Items:
--------

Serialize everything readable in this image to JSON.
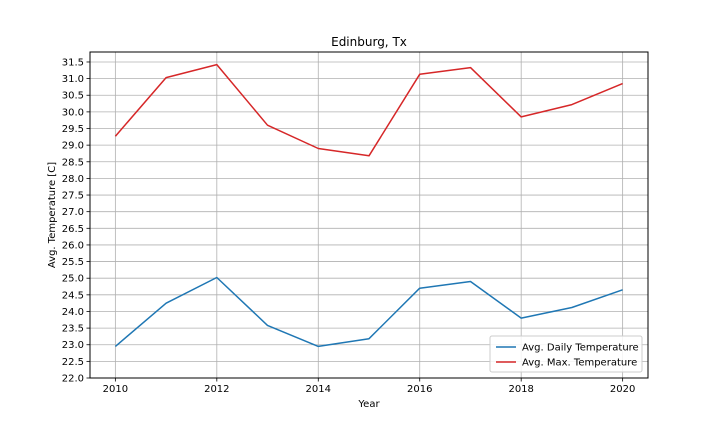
{
  "chart_data": {
    "type": "line",
    "title": "Edinburg, Tx",
    "xlabel": "Year",
    "ylabel": "Avg. Temperature [C]",
    "x": [
      2010,
      2011,
      2012,
      2013,
      2014,
      2015,
      2016,
      2017,
      2018,
      2019,
      2020
    ],
    "xlim": [
      2009.5,
      2020.5
    ],
    "ylim": [
      22.0,
      31.8
    ],
    "x_ticks": [
      "2010",
      "2012",
      "2014",
      "2016",
      "2018",
      "2020"
    ],
    "y_ticks": [
      "22.0",
      "22.5",
      "23.0",
      "23.5",
      "24.0",
      "24.5",
      "25.0",
      "25.5",
      "26.0",
      "26.5",
      "27.0",
      "27.5",
      "28.0",
      "28.5",
      "29.0",
      "29.5",
      "30.0",
      "30.5",
      "31.0",
      "31.5"
    ],
    "grid": true,
    "legend_position": "lower-right",
    "series": [
      {
        "name": "Avg. Daily Temperature",
        "color": "#1f77b4",
        "values": [
          22.95,
          24.25,
          25.02,
          23.58,
          22.95,
          23.18,
          24.7,
          24.9,
          23.8,
          24.12,
          24.65
        ]
      },
      {
        "name": "Avg. Max. Temperature",
        "color": "#d62728",
        "values": [
          29.27,
          31.03,
          31.42,
          29.6,
          28.9,
          28.68,
          31.13,
          31.33,
          29.85,
          30.22,
          30.85
        ]
      }
    ]
  }
}
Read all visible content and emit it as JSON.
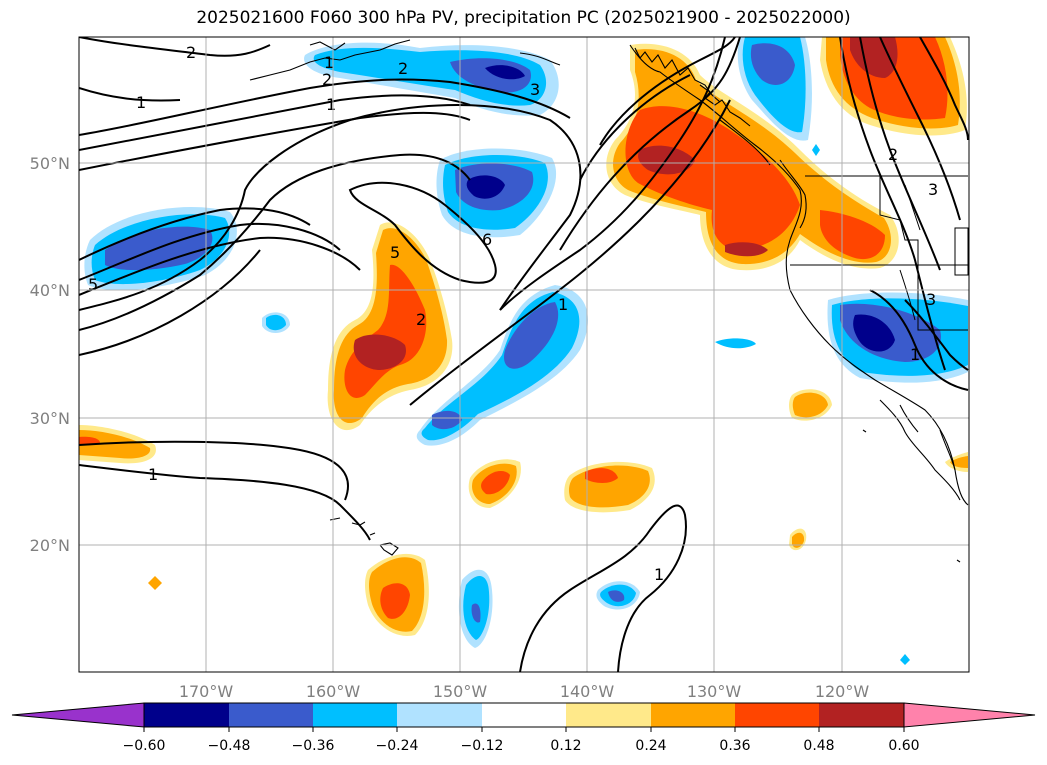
{
  "title": "2025021600 F060 300 hPa PV, precipitation PC (2025021900 - 2025022000)",
  "map": {
    "lon_labels": [
      "170°W",
      "160°W",
      "150°W",
      "140°W",
      "130°W",
      "120°W"
    ],
    "lat_labels": [
      "50°N",
      "40°N",
      "30°N",
      "20°N"
    ],
    "contour_labels": [
      "2",
      "1",
      "2",
      "1",
      "3",
      "5",
      "2",
      "6",
      "1",
      "5",
      "2",
      "1",
      "1",
      "1",
      "2",
      "3",
      "3",
      "1"
    ]
  },
  "colorbar": {
    "ticks": [
      "−0.60",
      "−0.48",
      "−0.36",
      "−0.24",
      "−0.12",
      "0.12",
      "0.24",
      "0.36",
      "0.48",
      "0.60"
    ],
    "colors": [
      "#9932cc",
      "#00008b",
      "#3a5bcc",
      "#00bfff",
      "#b0e2ff",
      "#ffffff",
      "#ffe98a",
      "#ffa500",
      "#ff4500",
      "#b22222",
      "#ff82ab"
    ]
  }
}
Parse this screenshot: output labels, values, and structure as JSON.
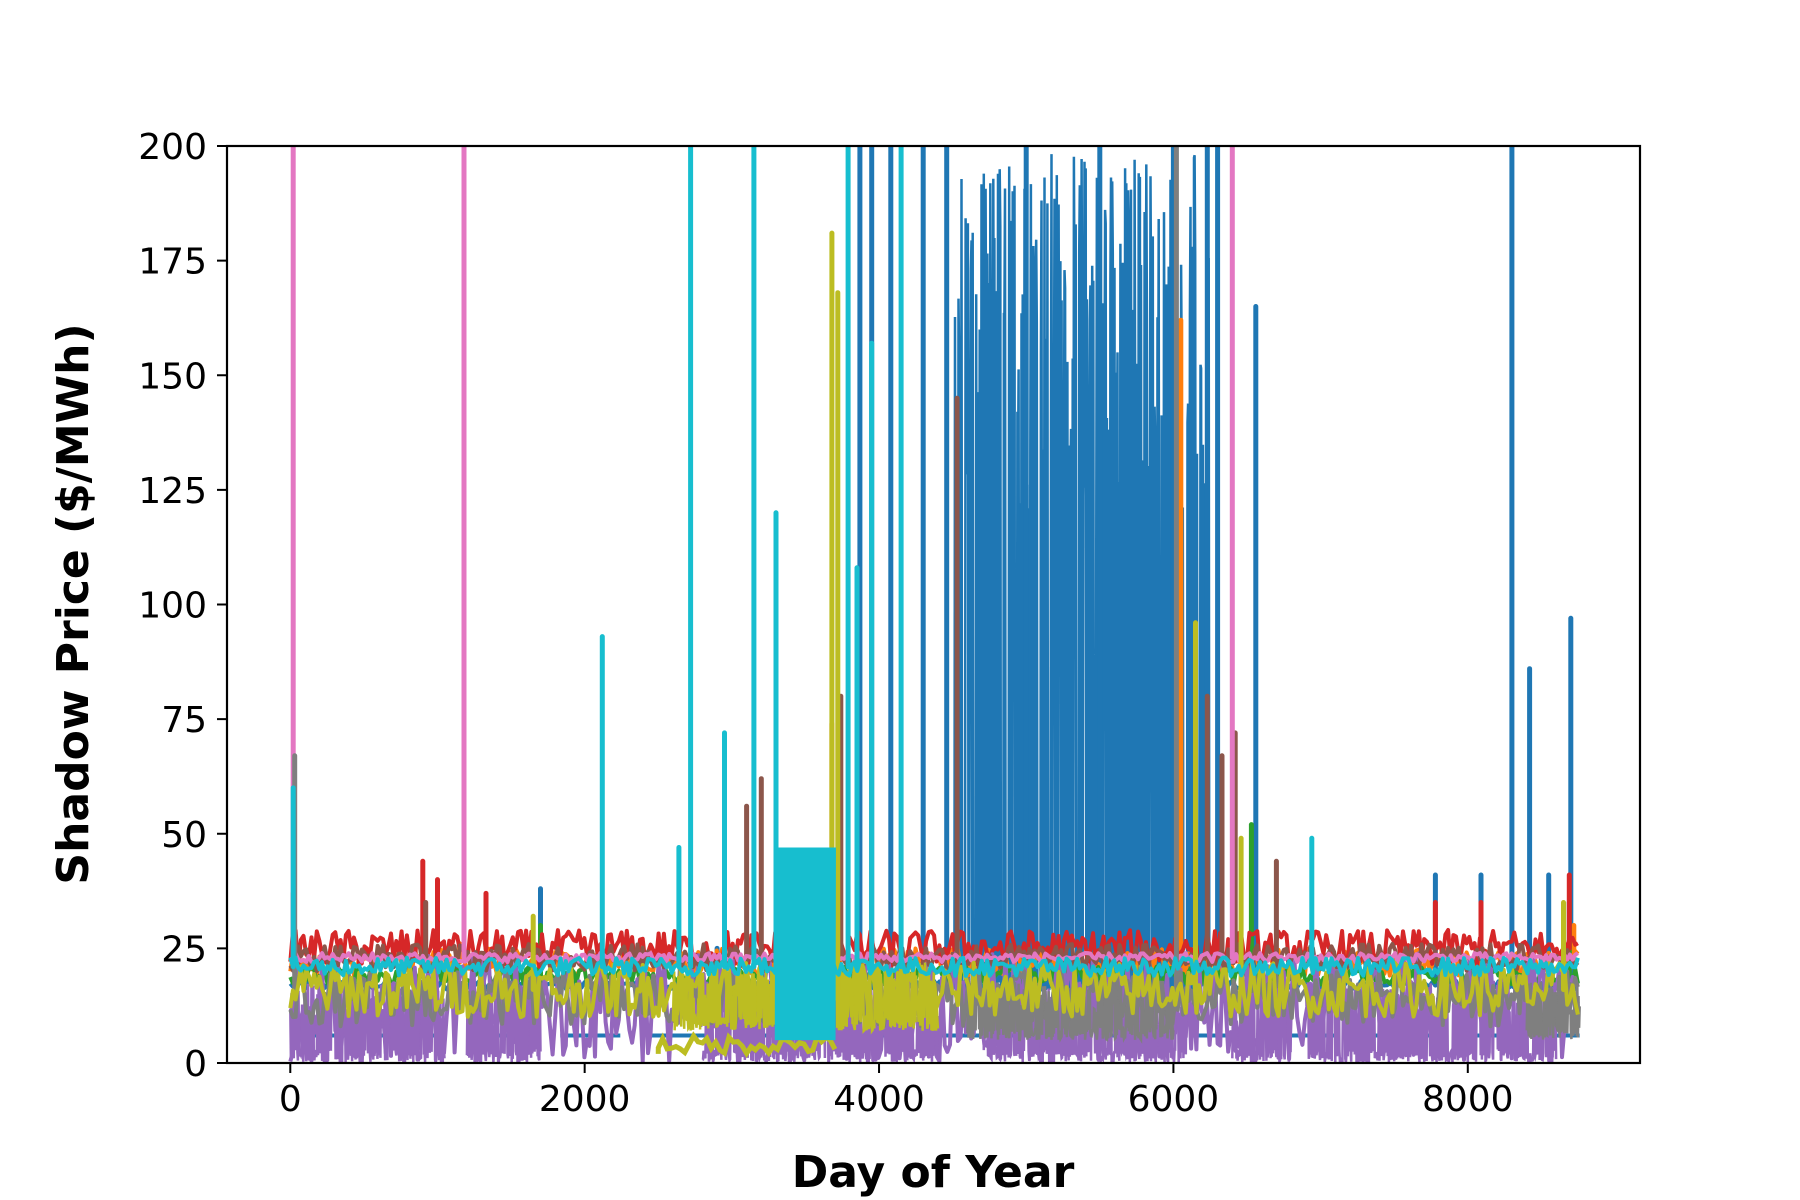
{
  "chart_data": {
    "type": "line",
    "title": "",
    "xlabel": "Day of Year",
    "ylabel": "Shadow Price ($/MWh)",
    "xlim": [
      -430,
      9170
    ],
    "ylim": [
      0,
      200
    ],
    "x_ticks": [
      0,
      2000,
      4000,
      6000,
      8000
    ],
    "y_ticks": [
      0,
      25,
      50,
      75,
      100,
      125,
      150,
      175,
      200
    ],
    "grid": false,
    "legend": "none",
    "x_extent": [
      0,
      8760
    ],
    "series": [
      {
        "color": "#1f77b4",
        "baseline": 17,
        "noise": 1,
        "spikes": [
          [
            1700,
            38
          ],
          [
            2900,
            25
          ],
          [
            3950,
            200
          ],
          [
            3870,
            200
          ],
          [
            4080,
            200
          ],
          [
            4300,
            200
          ],
          [
            4460,
            200
          ],
          [
            5000,
            200
          ],
          [
            5500,
            200
          ],
          [
            6000,
            200
          ],
          [
            6230,
            200
          ],
          [
            6300,
            200
          ],
          [
            6560,
            165
          ],
          [
            7780,
            41
          ],
          [
            8090,
            41
          ],
          [
            8300,
            200
          ],
          [
            8420,
            86
          ],
          [
            8550,
            41
          ],
          [
            8700,
            97
          ]
        ],
        "dense": [
          [
            4500,
            6250,
            200
          ]
        ],
        "secondary": 6
      },
      {
        "color": "#ff7f0e",
        "baseline": 22,
        "noise": 3,
        "spikes": [
          [
            1150,
            26
          ],
          [
            3680,
            74
          ],
          [
            3720,
            40
          ],
          [
            6050,
            162
          ],
          [
            8720,
            30
          ]
        ],
        "dense": []
      },
      {
        "color": "#2ca02c",
        "baseline": 19,
        "noise": 2,
        "spikes": [
          [
            1700,
            30
          ],
          [
            6530,
            52
          ],
          [
            8690,
            35
          ]
        ],
        "dense": []
      },
      {
        "color": "#d62728",
        "baseline": 25,
        "noise": 4,
        "spikes": [
          [
            20,
            37
          ],
          [
            900,
            44
          ],
          [
            1000,
            40
          ],
          [
            1330,
            37
          ],
          [
            7780,
            35
          ],
          [
            8090,
            35
          ],
          [
            8690,
            41
          ]
        ],
        "dense": []
      },
      {
        "color": "#9467bd",
        "baseline": 12,
        "noise": 12,
        "spikes": [],
        "dense": [
          [
            0,
            1050,
            18
          ],
          [
            1200,
            1700,
            18
          ],
          [
            2800,
            3700,
            18
          ],
          [
            3700,
            4400,
            14
          ],
          [
            4700,
            6100,
            18
          ],
          [
            6400,
            6800,
            18
          ],
          [
            6900,
            8600,
            18
          ]
        ]
      },
      {
        "color": "#8c564b",
        "baseline": 23,
        "noise": 3,
        "spikes": [
          [
            920,
            35
          ],
          [
            3100,
            56
          ],
          [
            3200,
            62
          ],
          [
            3740,
            80
          ],
          [
            4530,
            145
          ],
          [
            6230,
            80
          ],
          [
            6330,
            67
          ],
          [
            6420,
            72
          ],
          [
            6700,
            44
          ]
        ],
        "dense": []
      },
      {
        "color": "#e377c2",
        "baseline": 23,
        "noise": 1,
        "spikes": [
          [
            20,
            200
          ],
          [
            1180,
            200
          ],
          [
            6400,
            200
          ]
        ],
        "dense": []
      },
      {
        "color": "#7f7f7f",
        "baseline": 14,
        "noise": 6,
        "spikes": [
          [
            30,
            67
          ],
          [
            6020,
            200
          ]
        ],
        "dense": [
          [
            4600,
            6000,
            18
          ],
          [
            8400,
            8760,
            18
          ]
        ]
      },
      {
        "color": "#bcbd22",
        "baseline": 16,
        "noise": 6,
        "spikes": [
          [
            1650,
            32
          ],
          [
            3680,
            181
          ],
          [
            3720,
            168
          ],
          [
            6150,
            96
          ],
          [
            6460,
            49
          ],
          [
            8650,
            35
          ]
        ],
        "dense": [
          [
            2600,
            4400,
            22
          ]
        ],
        "low_band": [
          [
            2500,
            3700,
            2
          ]
        ]
      },
      {
        "color": "#17becf",
        "baseline": 21,
        "noise": 2,
        "spikes": [
          [
            20,
            60
          ],
          [
            2120,
            93
          ],
          [
            2640,
            47
          ],
          [
            2720,
            200
          ],
          [
            2950,
            72
          ],
          [
            3150,
            200
          ],
          [
            3300,
            120
          ],
          [
            3790,
            200
          ],
          [
            3850,
            108
          ],
          [
            3950,
            157
          ],
          [
            4150,
            200
          ],
          [
            6940,
            49
          ]
        ],
        "dense": [],
        "block": [
          [
            3300,
            3700,
            47,
            5
          ]
        ]
      }
    ]
  }
}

--------

Instructions to follow: Copy every line of the records above that contains "ylabel".

Problem solution:
    "ylabel": "Avg. Temperature [C]",
    "ylabel": "Shadow Price ($/MWh)",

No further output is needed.